SUPPLIED DATA:
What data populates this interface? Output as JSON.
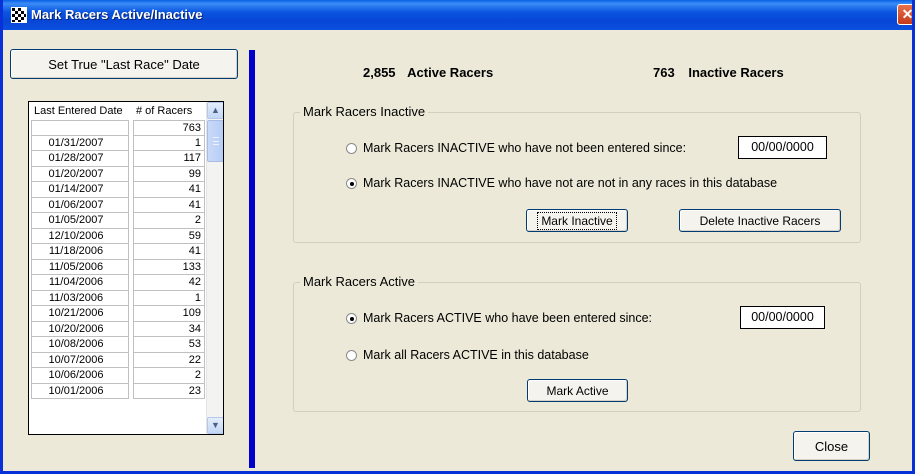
{
  "window": {
    "title": "Mark Racers Active/Inactive",
    "close_glyph": "✕"
  },
  "left": {
    "set_last_race_button": "Set True \"Last Race\" Date",
    "list": {
      "columns": [
        "Last Entered Date",
        "# of Racers"
      ],
      "rows": [
        [
          "",
          "763"
        ],
        [
          "01/31/2007",
          "1"
        ],
        [
          "01/28/2007",
          "117"
        ],
        [
          "01/20/2007",
          "99"
        ],
        [
          "01/14/2007",
          "41"
        ],
        [
          "01/06/2007",
          "41"
        ],
        [
          "01/05/2007",
          "2"
        ],
        [
          "12/10/2006",
          "59"
        ],
        [
          "11/18/2006",
          "41"
        ],
        [
          "11/05/2006",
          "133"
        ],
        [
          "11/04/2006",
          "42"
        ],
        [
          "11/03/2006",
          "1"
        ],
        [
          "10/21/2006",
          "109"
        ],
        [
          "10/20/2006",
          "34"
        ],
        [
          "10/08/2006",
          "53"
        ],
        [
          "10/07/2006",
          "22"
        ],
        [
          "10/06/2006",
          "2"
        ],
        [
          "10/01/2006",
          "23"
        ]
      ],
      "scroll_up": "▲",
      "scroll_down": "▼"
    }
  },
  "stats": {
    "active_count": "2,855",
    "active_label": "Active Racers",
    "inactive_count": "763",
    "inactive_label": "Inactive Racers"
  },
  "inactive_group": {
    "legend": "Mark Racers Inactive",
    "option1": "Mark Racers INACTIVE who have not been entered since:",
    "option1_date": "00/00/0000",
    "option2": "Mark Racers INACTIVE who have not are not in any races in this database",
    "selected": "option2",
    "mark_inactive_button": "Mark Inactive",
    "delete_inactive_button": "Delete Inactive Racers"
  },
  "active_group": {
    "legend": "Mark Racers Active",
    "option1": "Mark Racers ACTIVE who have been entered since:",
    "option1_date": "00/00/0000",
    "option2": "Mark all Racers ACTIVE in this database",
    "selected": "option1",
    "mark_active_button": "Mark Active"
  },
  "close_button": "Close",
  "colors": {
    "title_bar": "#0a50de",
    "divider": "#0000cc",
    "window_bg": "#ece9d8"
  }
}
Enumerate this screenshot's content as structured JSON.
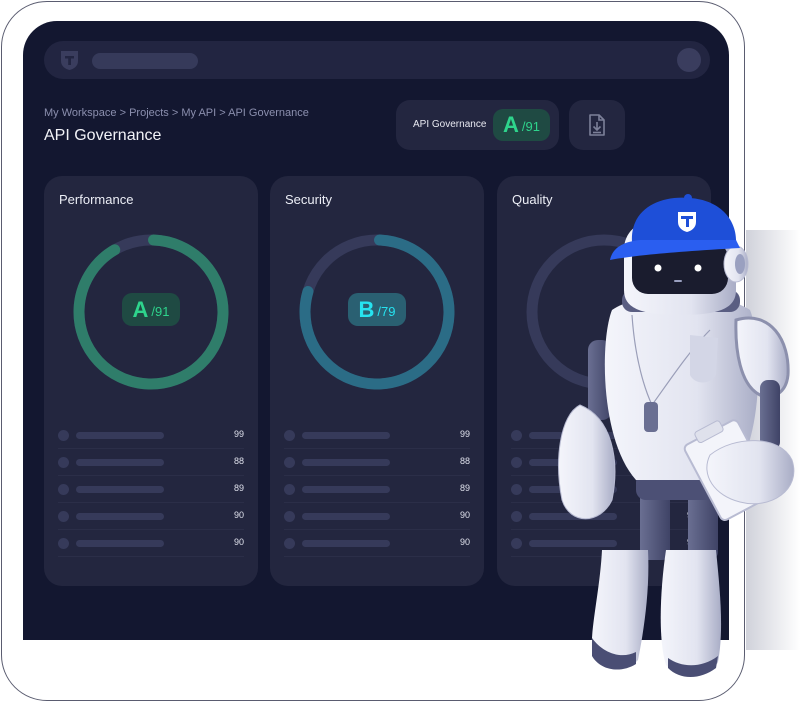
{
  "header": {
    "logo_icon": "shield-t-logo-icon",
    "search_placeholder": "",
    "avatar_icon": "user-avatar-icon"
  },
  "breadcrumb": "My Workspace > Projects > My API > API Governance",
  "page_title": "API Governance",
  "summary": {
    "label": "API Governance",
    "grade": "A",
    "score": "/91",
    "export_icon": "file-download-icon"
  },
  "colors": {
    "background": "#131730",
    "card": "#23263f",
    "grade_a": "#2ed48c",
    "ring_a": "#2f7d6a",
    "grade_b": "#26e3f0",
    "ring_b": "#2b6c86",
    "ring_track": "#363a5a",
    "hat_blue": "#1e4fd8"
  },
  "cards": [
    {
      "title": "Performance",
      "grade": "A",
      "score": "/91",
      "progress_percent": 91,
      "rows": [
        "99",
        "88",
        "89",
        "90",
        "90"
      ]
    },
    {
      "title": "Security",
      "grade": "B",
      "score": "/79",
      "progress_percent": 79,
      "rows": [
        "99",
        "88",
        "89",
        "90",
        "90"
      ]
    },
    {
      "title": "Quality",
      "grade": "",
      "score": "",
      "progress_percent": 0,
      "rows": [
        "",
        "",
        "",
        "90",
        "90"
      ]
    }
  ],
  "mascot": "robot-coach-mascot"
}
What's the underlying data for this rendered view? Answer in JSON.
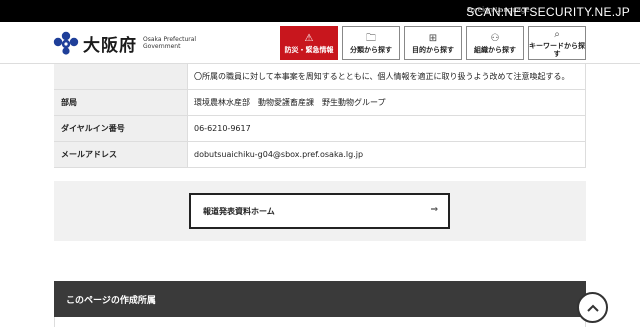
{
  "topbar": {
    "small_text": "Foreign Language",
    "watermark": "SCAN:NETSECURITY.NE.JP"
  },
  "header": {
    "logo_name": "大阪府",
    "logo_en_1": "Osaka Prefectural",
    "logo_en_2": "Government",
    "nav": [
      {
        "label": "防災・緊急情報",
        "icon": "warning-icon"
      },
      {
        "label": "分類から探す",
        "icon": "folder-search-icon"
      },
      {
        "label": "目的から探す",
        "icon": "grid-icon"
      },
      {
        "label": "組織から探す",
        "icon": "org-chart-icon"
      },
      {
        "label": "キーワードから探す",
        "icon": "search-icon"
      }
    ]
  },
  "table": {
    "rows": [
      {
        "label": "",
        "value": "〇所属の職員に対して本事案を周知するとともに、個人情報を適正に取り扱うよう改めて注意喚起する。"
      },
      {
        "label": "部局",
        "value": "環境農林水産部　動物愛護畜産課　野生動物グループ"
      },
      {
        "label": "ダイヤルイン番号",
        "value": "06-6210-9617"
      },
      {
        "label": "メールアドレス",
        "value": "dobutsuaichiku-g04@sbox.pref.osaka.lg.jp"
      }
    ]
  },
  "link_button": {
    "label": "報道発表資料ホーム",
    "arrow": "⇒"
  },
  "section": {
    "title": "このページの作成所属"
  },
  "colors": {
    "red": "#c8161d",
    "dark": "#3a3a3a"
  }
}
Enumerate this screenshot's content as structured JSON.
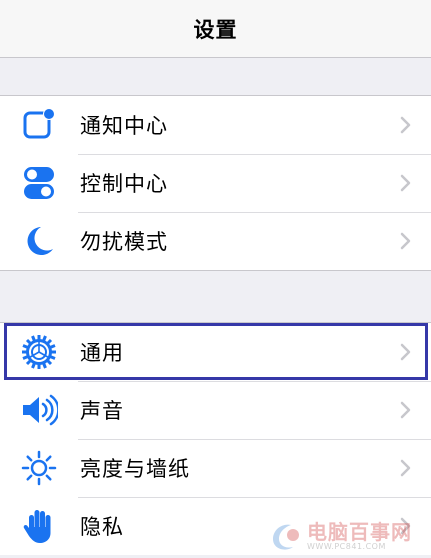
{
  "nav": {
    "title": "设置"
  },
  "groups": [
    {
      "items": [
        {
          "label": "通知中心",
          "icon": "notification-center-icon"
        },
        {
          "label": "控制中心",
          "icon": "control-center-icon"
        },
        {
          "label": "勿扰模式",
          "icon": "moon-icon"
        }
      ]
    },
    {
      "items": [
        {
          "label": "通用",
          "icon": "gear-icon"
        },
        {
          "label": "声音",
          "icon": "speaker-icon"
        },
        {
          "label": "亮度与墙纸",
          "icon": "sun-icon"
        },
        {
          "label": "隐私",
          "icon": "hand-icon"
        }
      ]
    }
  ],
  "highlighted_item": "通用",
  "watermark": {
    "name": "电脑百事网",
    "url": "WWW.PC841.COM"
  },
  "colors": {
    "accent": "#1a73f0",
    "highlight_border": "#3538a8",
    "background": "#efeff4"
  }
}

WHAT THE EXERCISE ASKS:
Determine how many lines of this listing contain "selected", and give only the number.

EXERCISE SOLUTION:
2